--- Data ---

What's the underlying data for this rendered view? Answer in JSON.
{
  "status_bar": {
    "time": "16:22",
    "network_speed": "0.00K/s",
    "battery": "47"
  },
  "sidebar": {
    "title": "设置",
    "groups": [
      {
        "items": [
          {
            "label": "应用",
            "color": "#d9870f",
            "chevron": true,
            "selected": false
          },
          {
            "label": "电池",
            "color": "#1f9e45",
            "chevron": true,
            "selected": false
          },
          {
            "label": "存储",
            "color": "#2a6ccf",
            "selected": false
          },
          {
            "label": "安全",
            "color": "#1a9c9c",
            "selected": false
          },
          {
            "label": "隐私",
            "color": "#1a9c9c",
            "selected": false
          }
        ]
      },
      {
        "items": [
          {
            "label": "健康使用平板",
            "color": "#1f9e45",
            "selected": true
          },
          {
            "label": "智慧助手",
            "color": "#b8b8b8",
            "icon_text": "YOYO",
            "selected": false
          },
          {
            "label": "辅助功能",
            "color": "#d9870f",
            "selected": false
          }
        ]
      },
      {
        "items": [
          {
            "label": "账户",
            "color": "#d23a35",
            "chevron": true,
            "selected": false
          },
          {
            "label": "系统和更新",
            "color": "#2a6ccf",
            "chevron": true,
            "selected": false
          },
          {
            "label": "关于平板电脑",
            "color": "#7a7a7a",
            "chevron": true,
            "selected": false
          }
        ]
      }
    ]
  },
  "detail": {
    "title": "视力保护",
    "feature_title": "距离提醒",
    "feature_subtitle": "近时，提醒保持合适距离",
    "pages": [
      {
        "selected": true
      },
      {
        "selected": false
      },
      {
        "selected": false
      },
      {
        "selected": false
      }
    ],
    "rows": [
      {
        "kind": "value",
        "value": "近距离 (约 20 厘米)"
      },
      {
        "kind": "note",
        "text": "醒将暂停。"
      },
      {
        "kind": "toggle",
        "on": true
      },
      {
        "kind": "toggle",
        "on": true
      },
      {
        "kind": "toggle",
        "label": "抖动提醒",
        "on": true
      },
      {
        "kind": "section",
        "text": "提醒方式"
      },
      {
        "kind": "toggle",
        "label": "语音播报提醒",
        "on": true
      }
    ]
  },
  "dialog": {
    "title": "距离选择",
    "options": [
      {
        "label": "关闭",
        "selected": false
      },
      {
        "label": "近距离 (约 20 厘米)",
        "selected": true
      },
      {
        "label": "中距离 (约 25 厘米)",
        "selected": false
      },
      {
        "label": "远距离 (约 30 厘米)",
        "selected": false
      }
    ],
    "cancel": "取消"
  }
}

---

* [Exercise goal]: Restate the whole listing exactly, leaving out nothing.

* [Finished answer]:
What's the underlying data for this rendered view? Answer in JSON.
{
  "status_bar": {
    "time": "16:22",
    "network_speed": "0.00K/s",
    "battery": "47"
  },
  "sidebar": {
    "title": "设置",
    "groups": [
      {
        "items": [
          {
            "label": "应用",
            "color": "#d9870f",
            "chevron": true,
            "selected": false
          },
          {
            "label": "电池",
            "color": "#1f9e45",
            "chevron": true,
            "selected": false
          },
          {
            "label": "存储",
            "color": "#2a6ccf",
            "selected": false
          },
          {
            "label": "安全",
            "color": "#1a9c9c",
            "selected": false
          },
          {
            "label": "隐私",
            "color": "#1a9c9c",
            "selected": false
          }
        ]
      },
      {
        "items": [
          {
            "label": "健康使用平板",
            "color": "#1f9e45",
            "selected": true
          },
          {
            "label": "智慧助手",
            "color": "#b8b8b8",
            "icon_text": "YOYO",
            "selected": false
          },
          {
            "label": "辅助功能",
            "color": "#d9870f",
            "selected": false
          }
        ]
      },
      {
        "items": [
          {
            "label": "账户",
            "color": "#d23a35",
            "chevron": true,
            "selected": false
          },
          {
            "label": "系统和更新",
            "color": "#2a6ccf",
            "chevron": true,
            "selected": false
          },
          {
            "label": "关于平板电脑",
            "color": "#7a7a7a",
            "chevron": true,
            "selected": false
          }
        ]
      }
    ]
  },
  "detail": {
    "title": "视力保护",
    "feature_title": "距离提醒",
    "feature_subtitle": "近时，提醒保持合适距离",
    "pages": [
      {
        "selected": true
      },
      {
        "selected": false
      },
      {
        "selected": false
      },
      {
        "selected": false
      }
    ],
    "rows": [
      {
        "kind": "value",
        "value": "近距离 (约 20 厘米)"
      },
      {
        "kind": "note",
        "text": "醒将暂停。"
      },
      {
        "kind": "toggle",
        "on": true
      },
      {
        "kind": "toggle",
        "on": true
      },
      {
        "kind": "toggle",
        "label": "抖动提醒",
        "on": true
      },
      {
        "kind": "section",
        "text": "提醒方式"
      },
      {
        "kind": "toggle",
        "label": "语音播报提醒",
        "on": true
      }
    ]
  },
  "dialog": {
    "title": "距离选择",
    "options": [
      {
        "label": "关闭",
        "selected": false
      },
      {
        "label": "近距离 (约 20 厘米)",
        "selected": true
      },
      {
        "label": "中距离 (约 25 厘米)",
        "selected": false
      },
      {
        "label": "远距离 (约 30 厘米)",
        "selected": false
      }
    ],
    "cancel": "取消"
  }
}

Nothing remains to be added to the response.